_Stated problem:_ In the listing below, find every line with the string "image" and pull it out.

_Data to use:_

######

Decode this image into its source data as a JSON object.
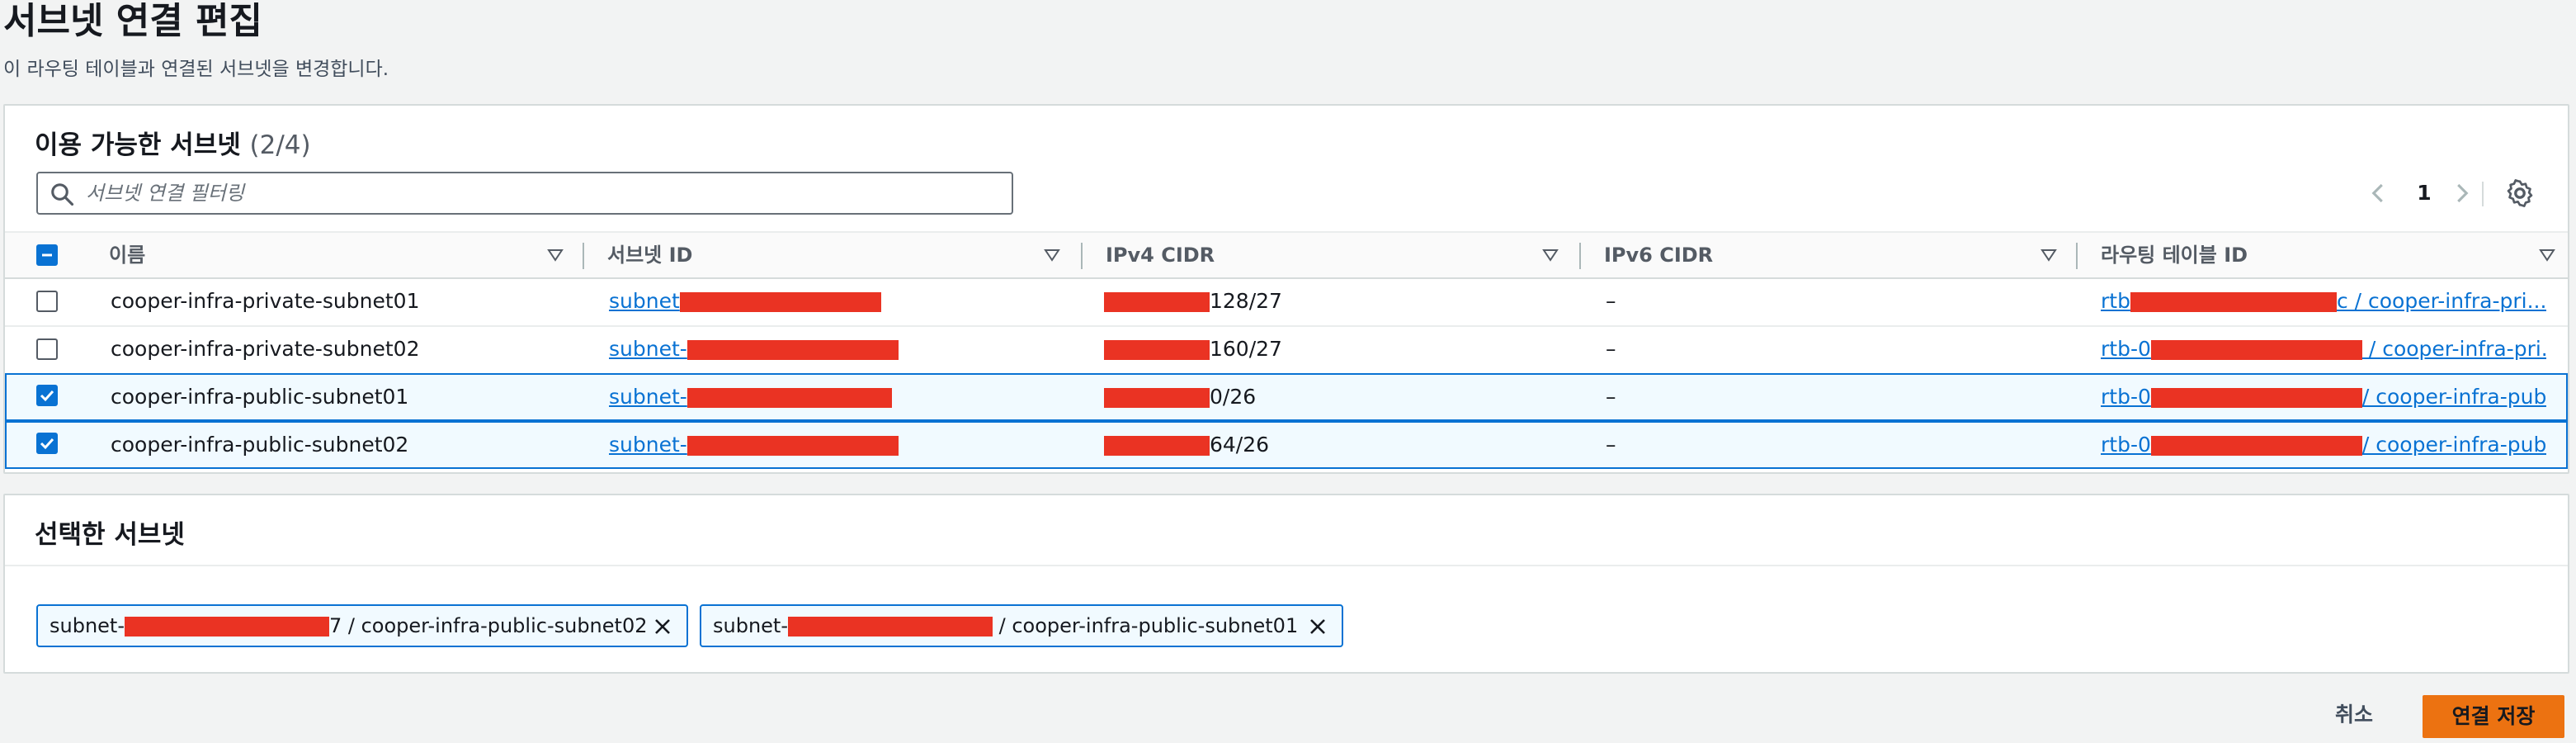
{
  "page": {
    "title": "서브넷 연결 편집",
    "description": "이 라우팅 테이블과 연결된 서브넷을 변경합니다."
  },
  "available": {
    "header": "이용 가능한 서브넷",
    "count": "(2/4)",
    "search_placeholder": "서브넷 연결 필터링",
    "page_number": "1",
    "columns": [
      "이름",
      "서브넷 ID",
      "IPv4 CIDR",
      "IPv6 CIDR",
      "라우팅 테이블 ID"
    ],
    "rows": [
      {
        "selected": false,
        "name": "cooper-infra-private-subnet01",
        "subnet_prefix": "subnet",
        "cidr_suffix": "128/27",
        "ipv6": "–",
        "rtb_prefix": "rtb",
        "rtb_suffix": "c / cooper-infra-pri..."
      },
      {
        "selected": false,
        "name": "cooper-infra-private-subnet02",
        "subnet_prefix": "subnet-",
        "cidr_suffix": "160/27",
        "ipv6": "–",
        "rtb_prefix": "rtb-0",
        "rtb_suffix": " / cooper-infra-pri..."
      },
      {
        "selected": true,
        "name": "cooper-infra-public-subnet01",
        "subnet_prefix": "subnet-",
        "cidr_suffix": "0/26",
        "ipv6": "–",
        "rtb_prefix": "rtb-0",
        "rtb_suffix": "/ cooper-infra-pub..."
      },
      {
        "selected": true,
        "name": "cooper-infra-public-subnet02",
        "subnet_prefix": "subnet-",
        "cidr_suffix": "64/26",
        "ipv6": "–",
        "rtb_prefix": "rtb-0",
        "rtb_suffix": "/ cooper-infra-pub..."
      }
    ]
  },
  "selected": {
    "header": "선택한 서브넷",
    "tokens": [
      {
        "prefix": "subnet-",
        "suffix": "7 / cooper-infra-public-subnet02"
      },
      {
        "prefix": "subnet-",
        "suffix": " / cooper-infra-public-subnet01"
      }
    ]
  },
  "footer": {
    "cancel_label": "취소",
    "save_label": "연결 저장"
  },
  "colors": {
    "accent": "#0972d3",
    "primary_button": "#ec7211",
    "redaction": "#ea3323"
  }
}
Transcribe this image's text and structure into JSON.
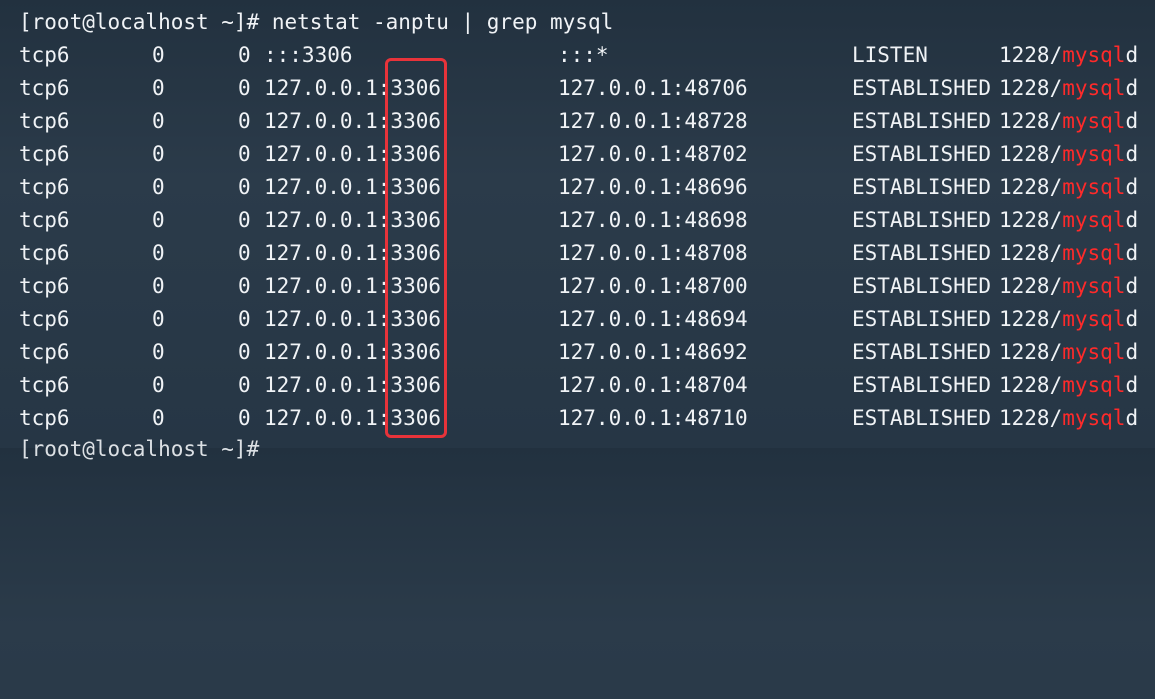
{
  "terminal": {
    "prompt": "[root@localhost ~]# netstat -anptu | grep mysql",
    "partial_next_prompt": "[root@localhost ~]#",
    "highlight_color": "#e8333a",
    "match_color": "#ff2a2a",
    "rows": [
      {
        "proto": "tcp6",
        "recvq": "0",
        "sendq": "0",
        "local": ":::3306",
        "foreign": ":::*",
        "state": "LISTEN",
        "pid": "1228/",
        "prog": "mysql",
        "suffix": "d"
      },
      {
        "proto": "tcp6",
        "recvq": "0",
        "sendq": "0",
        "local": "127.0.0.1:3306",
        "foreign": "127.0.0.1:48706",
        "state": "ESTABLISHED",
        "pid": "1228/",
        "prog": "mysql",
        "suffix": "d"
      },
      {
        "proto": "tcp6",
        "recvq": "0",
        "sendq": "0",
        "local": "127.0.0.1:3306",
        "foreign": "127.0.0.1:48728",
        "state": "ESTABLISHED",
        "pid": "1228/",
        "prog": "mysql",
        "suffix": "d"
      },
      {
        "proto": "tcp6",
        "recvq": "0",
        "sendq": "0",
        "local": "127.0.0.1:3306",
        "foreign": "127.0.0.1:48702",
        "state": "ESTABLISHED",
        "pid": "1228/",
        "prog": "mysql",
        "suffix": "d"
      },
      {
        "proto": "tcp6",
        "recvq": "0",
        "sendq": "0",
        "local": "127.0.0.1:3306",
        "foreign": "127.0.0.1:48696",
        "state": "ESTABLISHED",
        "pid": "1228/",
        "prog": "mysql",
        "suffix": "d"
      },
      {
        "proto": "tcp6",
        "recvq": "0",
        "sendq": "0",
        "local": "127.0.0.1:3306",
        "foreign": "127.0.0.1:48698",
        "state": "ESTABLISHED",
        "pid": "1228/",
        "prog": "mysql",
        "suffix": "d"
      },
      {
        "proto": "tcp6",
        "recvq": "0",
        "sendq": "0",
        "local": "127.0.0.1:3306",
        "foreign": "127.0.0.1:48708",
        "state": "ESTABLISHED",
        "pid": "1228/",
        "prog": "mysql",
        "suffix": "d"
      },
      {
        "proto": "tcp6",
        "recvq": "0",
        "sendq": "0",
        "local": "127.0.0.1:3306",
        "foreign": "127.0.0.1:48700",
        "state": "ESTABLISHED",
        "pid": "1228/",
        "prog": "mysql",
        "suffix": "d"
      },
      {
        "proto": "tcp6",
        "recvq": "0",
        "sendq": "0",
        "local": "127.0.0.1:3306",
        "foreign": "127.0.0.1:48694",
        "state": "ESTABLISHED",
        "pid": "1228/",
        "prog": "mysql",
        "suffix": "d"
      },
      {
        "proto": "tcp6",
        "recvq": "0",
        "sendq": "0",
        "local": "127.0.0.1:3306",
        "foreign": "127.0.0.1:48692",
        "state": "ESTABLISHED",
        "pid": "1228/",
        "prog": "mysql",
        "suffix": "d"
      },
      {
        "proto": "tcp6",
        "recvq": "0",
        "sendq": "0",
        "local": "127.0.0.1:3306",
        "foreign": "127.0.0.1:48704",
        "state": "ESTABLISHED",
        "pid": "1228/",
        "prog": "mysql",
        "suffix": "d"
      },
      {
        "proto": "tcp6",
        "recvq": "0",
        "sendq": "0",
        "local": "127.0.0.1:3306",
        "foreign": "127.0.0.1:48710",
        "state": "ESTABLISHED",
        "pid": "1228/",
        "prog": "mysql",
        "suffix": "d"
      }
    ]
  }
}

######

_Exercise result:_
Decode this image into its source data as a JSON object.
Transcribe this image's text and structure into JSON.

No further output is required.